**Stored rows**
+ + + + + + +

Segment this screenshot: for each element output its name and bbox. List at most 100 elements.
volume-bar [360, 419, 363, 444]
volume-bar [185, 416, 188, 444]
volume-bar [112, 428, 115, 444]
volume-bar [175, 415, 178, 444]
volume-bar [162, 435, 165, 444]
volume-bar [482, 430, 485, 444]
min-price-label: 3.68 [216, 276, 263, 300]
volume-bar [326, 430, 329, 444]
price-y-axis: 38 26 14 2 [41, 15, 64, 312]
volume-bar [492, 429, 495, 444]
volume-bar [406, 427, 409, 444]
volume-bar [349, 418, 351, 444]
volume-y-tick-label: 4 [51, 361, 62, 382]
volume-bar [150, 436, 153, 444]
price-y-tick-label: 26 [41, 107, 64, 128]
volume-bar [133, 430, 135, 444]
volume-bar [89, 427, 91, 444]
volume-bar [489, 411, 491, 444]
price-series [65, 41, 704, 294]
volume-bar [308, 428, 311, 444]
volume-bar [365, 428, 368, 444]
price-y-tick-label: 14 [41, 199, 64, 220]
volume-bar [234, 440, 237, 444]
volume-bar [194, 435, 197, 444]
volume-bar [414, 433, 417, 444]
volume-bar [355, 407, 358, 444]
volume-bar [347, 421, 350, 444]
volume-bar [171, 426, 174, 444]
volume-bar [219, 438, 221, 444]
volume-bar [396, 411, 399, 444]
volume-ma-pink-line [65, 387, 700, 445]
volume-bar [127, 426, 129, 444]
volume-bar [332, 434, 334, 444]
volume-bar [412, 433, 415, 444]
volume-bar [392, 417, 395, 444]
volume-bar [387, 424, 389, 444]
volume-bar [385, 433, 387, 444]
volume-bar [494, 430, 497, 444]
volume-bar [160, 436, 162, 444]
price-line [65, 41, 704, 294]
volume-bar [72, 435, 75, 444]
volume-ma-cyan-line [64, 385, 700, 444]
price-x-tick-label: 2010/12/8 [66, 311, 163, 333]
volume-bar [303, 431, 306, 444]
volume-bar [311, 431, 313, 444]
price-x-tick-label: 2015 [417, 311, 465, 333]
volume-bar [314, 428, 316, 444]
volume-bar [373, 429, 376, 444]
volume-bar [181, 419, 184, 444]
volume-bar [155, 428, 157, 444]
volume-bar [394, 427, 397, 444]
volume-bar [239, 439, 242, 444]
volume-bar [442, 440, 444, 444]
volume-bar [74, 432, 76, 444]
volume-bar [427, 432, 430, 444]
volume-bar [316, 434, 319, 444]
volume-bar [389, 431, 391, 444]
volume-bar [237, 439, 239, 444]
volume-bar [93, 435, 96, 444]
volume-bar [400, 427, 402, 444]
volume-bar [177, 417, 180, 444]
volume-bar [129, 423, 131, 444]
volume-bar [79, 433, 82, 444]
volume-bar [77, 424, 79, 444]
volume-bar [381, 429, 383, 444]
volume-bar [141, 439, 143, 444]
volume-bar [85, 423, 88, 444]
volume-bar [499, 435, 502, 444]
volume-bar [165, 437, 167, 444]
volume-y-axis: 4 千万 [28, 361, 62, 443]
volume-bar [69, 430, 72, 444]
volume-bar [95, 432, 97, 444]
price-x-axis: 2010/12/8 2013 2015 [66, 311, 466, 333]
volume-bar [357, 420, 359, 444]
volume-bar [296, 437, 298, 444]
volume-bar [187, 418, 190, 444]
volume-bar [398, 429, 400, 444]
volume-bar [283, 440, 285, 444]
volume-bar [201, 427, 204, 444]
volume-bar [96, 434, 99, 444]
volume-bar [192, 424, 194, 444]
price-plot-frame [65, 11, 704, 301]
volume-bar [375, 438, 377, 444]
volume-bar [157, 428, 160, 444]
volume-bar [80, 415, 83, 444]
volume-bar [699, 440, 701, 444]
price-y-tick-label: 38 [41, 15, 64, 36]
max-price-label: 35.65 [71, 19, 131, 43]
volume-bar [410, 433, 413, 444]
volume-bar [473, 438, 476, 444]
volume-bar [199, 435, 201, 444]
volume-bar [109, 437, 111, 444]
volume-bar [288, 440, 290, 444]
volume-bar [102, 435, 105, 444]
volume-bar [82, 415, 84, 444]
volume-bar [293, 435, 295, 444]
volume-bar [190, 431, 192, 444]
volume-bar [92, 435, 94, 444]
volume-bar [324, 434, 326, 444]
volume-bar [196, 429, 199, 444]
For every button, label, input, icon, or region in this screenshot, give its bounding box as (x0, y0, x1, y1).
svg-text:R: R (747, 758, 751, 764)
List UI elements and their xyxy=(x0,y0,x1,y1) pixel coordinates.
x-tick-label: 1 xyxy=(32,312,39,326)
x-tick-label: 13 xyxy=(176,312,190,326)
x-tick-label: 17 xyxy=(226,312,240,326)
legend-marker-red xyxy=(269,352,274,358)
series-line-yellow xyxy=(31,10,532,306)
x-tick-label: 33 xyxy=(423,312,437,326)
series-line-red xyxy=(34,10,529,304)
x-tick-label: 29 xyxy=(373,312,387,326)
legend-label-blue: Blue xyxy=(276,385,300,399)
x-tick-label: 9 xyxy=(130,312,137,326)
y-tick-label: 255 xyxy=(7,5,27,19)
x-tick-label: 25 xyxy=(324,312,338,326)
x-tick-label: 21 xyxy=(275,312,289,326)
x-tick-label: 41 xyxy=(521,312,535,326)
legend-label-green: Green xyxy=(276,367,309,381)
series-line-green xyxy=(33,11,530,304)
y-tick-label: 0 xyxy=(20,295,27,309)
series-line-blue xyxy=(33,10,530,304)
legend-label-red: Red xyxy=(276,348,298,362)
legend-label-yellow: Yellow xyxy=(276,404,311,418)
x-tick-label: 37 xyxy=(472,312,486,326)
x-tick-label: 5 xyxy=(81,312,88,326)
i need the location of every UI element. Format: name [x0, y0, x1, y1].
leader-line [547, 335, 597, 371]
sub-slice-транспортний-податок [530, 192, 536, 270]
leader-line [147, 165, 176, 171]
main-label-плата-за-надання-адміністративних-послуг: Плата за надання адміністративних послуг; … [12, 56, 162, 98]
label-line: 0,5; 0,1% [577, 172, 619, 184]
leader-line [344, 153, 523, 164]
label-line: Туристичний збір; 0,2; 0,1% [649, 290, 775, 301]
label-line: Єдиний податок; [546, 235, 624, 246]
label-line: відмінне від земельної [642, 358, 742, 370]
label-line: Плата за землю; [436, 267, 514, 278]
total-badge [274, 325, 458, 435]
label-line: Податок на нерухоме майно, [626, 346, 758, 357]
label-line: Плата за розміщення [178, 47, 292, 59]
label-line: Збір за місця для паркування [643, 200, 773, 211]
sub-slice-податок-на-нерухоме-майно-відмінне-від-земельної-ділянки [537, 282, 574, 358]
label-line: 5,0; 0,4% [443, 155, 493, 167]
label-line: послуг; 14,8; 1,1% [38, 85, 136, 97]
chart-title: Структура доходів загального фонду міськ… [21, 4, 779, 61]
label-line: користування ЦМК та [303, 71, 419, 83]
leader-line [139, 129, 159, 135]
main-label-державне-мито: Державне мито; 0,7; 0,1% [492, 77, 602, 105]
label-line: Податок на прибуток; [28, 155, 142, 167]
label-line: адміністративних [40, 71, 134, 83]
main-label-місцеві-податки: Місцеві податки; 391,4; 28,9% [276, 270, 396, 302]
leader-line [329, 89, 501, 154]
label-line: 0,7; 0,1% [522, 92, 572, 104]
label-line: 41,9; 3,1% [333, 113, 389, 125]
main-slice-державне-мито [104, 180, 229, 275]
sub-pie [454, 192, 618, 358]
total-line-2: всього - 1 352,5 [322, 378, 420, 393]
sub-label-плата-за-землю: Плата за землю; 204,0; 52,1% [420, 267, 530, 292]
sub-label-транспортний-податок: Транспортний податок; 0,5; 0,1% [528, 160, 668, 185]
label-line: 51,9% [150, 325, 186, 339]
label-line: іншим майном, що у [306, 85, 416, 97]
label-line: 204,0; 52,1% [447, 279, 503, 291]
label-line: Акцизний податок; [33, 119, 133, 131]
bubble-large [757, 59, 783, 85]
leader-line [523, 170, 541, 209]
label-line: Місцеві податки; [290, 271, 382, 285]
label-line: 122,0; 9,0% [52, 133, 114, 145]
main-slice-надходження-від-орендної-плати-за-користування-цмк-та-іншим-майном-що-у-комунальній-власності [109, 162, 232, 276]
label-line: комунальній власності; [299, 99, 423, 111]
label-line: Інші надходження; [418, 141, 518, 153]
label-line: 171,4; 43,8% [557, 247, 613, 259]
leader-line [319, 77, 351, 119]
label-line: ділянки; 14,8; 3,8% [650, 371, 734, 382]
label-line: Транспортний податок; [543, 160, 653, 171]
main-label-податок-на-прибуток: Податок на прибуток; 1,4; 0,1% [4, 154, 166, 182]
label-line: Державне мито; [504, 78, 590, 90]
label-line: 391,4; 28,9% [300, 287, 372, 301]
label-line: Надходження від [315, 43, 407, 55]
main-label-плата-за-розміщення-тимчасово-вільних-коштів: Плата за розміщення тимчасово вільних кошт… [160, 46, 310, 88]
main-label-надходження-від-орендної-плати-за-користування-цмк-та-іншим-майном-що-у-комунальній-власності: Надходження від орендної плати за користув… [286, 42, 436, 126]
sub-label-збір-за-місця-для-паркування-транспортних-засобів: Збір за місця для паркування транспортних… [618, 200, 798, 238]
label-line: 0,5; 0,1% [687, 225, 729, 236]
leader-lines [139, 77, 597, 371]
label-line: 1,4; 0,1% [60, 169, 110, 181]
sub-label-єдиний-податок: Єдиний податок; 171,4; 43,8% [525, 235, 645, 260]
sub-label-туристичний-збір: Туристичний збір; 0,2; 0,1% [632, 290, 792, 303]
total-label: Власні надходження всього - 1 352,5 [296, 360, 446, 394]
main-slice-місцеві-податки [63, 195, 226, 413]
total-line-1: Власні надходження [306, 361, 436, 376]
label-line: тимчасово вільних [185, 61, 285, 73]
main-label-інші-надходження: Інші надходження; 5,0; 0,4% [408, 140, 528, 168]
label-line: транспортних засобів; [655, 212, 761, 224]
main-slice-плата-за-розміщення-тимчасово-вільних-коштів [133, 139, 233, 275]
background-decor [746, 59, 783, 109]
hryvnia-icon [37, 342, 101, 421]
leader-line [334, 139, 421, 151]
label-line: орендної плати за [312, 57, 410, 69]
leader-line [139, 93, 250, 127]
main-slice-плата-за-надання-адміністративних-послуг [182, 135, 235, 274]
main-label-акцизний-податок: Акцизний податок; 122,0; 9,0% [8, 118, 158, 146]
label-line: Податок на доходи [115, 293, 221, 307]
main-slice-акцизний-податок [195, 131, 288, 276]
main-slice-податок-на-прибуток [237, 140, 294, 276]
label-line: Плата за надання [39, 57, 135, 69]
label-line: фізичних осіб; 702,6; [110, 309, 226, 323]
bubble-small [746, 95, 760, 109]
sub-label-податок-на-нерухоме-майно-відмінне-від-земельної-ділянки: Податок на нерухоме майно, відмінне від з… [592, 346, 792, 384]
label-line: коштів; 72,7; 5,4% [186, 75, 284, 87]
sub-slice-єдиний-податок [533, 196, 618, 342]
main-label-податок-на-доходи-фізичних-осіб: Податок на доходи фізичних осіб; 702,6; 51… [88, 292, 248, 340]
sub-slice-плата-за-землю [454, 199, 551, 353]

+ + + + + + +

**Short task**
Reproduce the listing from its first line through the line containing "volume-bar [499, 435, 502, 444]", inclusive, changing "price-line" to "close-line" and leaving everything else as it is.

**Exercise answer**
Segment this screenshot: for each element output its name and bbox. List at most 100 elements.
volume-bar [360, 419, 363, 444]
volume-bar [185, 416, 188, 444]
volume-bar [112, 428, 115, 444]
volume-bar [175, 415, 178, 444]
volume-bar [162, 435, 165, 444]
volume-bar [482, 430, 485, 444]
min-price-label: 3.68 [216, 276, 263, 300]
volume-bar [326, 430, 329, 444]
price-y-axis: 38 26 14 2 [41, 15, 64, 312]
volume-bar [492, 429, 495, 444]
volume-bar [406, 427, 409, 444]
volume-bar [349, 418, 351, 444]
volume-y-tick-label: 4 [51, 361, 62, 382]
volume-bar [150, 436, 153, 444]
price-y-tick-label: 26 [41, 107, 64, 128]
volume-bar [133, 430, 135, 444]
volume-bar [89, 427, 91, 444]
volume-bar [489, 411, 491, 444]
price-series [65, 41, 704, 294]
volume-bar [308, 428, 311, 444]
volume-bar [365, 428, 368, 444]
price-y-tick-label: 14 [41, 199, 64, 220]
volume-bar [234, 440, 237, 444]
volume-bar [194, 435, 197, 444]
volume-bar [414, 433, 417, 444]
volume-bar [355, 407, 358, 444]
volume-bar [347, 421, 350, 444]
volume-bar [171, 426, 174, 444]
volume-bar [219, 438, 221, 444]
volume-bar [396, 411, 399, 444]
volume-ma-pink-line [65, 387, 700, 445]
volume-bar [127, 426, 129, 444]
volume-bar [332, 434, 334, 444]
volume-bar [412, 433, 415, 444]
volume-bar [392, 417, 395, 444]
volume-bar [387, 424, 389, 444]
volume-bar [385, 433, 387, 444]
volume-bar [494, 430, 497, 444]
volume-bar [160, 436, 162, 444]
close-line [65, 41, 704, 294]
volume-bar [72, 435, 75, 444]
volume-ma-cyan-line [64, 385, 700, 444]
price-x-tick-label: 2010/12/8 [66, 311, 163, 333]
volume-bar [303, 431, 306, 444]
volume-bar [311, 431, 313, 444]
price-x-tick-label: 2015 [417, 311, 465, 333]
volume-bar [314, 428, 316, 444]
volume-bar [373, 429, 376, 444]
volume-bar [181, 419, 184, 444]
volume-bar [155, 428, 157, 444]
volume-bar [394, 427, 397, 444]
volume-bar [239, 439, 242, 444]
volume-bar [442, 440, 444, 444]
volume-bar [74, 432, 76, 444]
volume-bar [427, 432, 430, 444]
volume-bar [316, 434, 319, 444]
volume-bar [389, 431, 391, 444]
volume-bar [237, 439, 239, 444]
volume-bar [93, 435, 96, 444]
volume-bar [400, 427, 402, 444]
volume-bar [177, 417, 180, 444]
volume-bar [129, 423, 131, 444]
volume-bar [79, 433, 82, 444]
volume-bar [77, 424, 79, 444]
volume-bar [381, 429, 383, 444]
volume-bar [141, 439, 143, 444]
volume-bar [85, 423, 88, 444]
volume-bar [499, 435, 502, 444]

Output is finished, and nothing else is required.